→ **Given task**:
Return the records, each one exactly as written.

→ **Data in this exercise**:
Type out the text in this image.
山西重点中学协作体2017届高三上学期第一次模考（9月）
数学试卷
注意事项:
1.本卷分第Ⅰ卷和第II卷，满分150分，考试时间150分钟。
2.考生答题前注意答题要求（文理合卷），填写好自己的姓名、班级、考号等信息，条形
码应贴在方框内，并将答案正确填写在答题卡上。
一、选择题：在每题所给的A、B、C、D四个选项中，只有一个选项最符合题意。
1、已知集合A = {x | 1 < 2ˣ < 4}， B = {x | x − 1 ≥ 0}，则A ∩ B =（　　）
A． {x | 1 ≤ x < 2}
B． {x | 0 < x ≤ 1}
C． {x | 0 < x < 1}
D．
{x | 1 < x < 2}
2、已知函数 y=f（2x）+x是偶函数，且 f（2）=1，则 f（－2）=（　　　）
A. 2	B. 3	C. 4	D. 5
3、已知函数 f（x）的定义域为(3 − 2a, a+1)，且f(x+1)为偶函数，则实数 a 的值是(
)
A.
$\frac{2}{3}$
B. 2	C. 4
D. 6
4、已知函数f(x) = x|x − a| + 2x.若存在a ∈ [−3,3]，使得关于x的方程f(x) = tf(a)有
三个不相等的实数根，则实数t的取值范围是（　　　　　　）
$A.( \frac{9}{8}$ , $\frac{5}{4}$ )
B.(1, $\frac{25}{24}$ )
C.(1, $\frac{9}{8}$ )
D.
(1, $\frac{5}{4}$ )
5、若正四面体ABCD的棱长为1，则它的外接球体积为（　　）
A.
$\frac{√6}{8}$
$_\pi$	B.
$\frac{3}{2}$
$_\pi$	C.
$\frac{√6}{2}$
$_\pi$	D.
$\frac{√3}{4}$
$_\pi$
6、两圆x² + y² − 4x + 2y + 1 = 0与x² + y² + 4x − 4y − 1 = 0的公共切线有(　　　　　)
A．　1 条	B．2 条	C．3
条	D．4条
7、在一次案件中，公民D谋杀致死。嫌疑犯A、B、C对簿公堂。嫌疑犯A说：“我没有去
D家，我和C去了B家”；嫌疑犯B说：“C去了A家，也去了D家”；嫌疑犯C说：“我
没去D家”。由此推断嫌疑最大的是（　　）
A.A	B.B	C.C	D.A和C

→ **Answer to this exercise**:
Type out the text in this image.
山西重点中学协作体2017届高三上学期第一次模考（9月）
数学试卷
注意事项:
1.本卷分第Ⅰ卷和第II卷，满分150分，考试时间150分钟。
2.考生答题前注意答题要求（文理合卷），填写好自己的姓名、班级、考号等信息，条形
码应贴在方框内，并将答案正确填写在答题卡上。
一、选择题：在每题所给的A、B、C、D四个选项中，只有一个选项最符合题意。
1、已知集合A = {x | 1 < 2ˣ < 4}， B = {x | x − 1 ≥ 0}，则A ∩ B =（　　）
A． {x | 1 ≤ x < 2}
B． {x | 0 < x ≤ 1}
C． {x | 0 < x < 1}
D．
{x | 1 < x < 2}
2、已知函数 y=f（2x）+x是偶函数，且 f（2）=1，则 f（－2）=（　　　）
A. 2	B. 3	C. 4	D. 5
3、已知函数 f（x）的定义域为(3 − 2a, a+1)，且f(x+1)为偶函数，则实数 a 的值是(
)
A.
$\frac{2}{3}$
B. 2	C. 4
D. 6
4、已知函数f(x) = x|x − a| + 2x.若存在a ∈ [−3,3]，使得关于x的方程f(x) = tf(a)有
三个不相等的实数根，则实数t的取值范围是（　　　　　　）
$A.( \frac{9}{8}$ , $\frac{5}{4}$ )
B.(1, $\frac{25}{24}$ )
C.(1, $\frac{9}{8}$ )
D.
(1, $\frac{5}{4}$ )
5、若正四面体ABCD的棱长为1，则它的外接球体积为（　　）
A.
$\frac{√6}{8}$
$_\pi$	B.
$\frac{3}{2}$
$_\pi$	C.
$\frac{√6}{2}$
$_\pi$	D.
$\frac{√3}{4}$
$_\pi$
6、两圆x² + y² − 4x + 2y + 1 = 0与x² + y² + 4x − 4y − 1 = 0的公共切线有(　　　　　)
A．　1 条	B．2 条	C．3
条	D．4条
7、在一次案件中，公民D谋杀致死。嫌疑犯A、B、C对簿公堂。嫌疑犯A说：“我没有去
D家，我和C去了B家”；嫌疑犯B说：“C去了A家，也去了D家”；嫌疑犯C说：“我
没去D家”。由此推断嫌疑最大的是（　　）
A.A	B.B	C.C	D.A和C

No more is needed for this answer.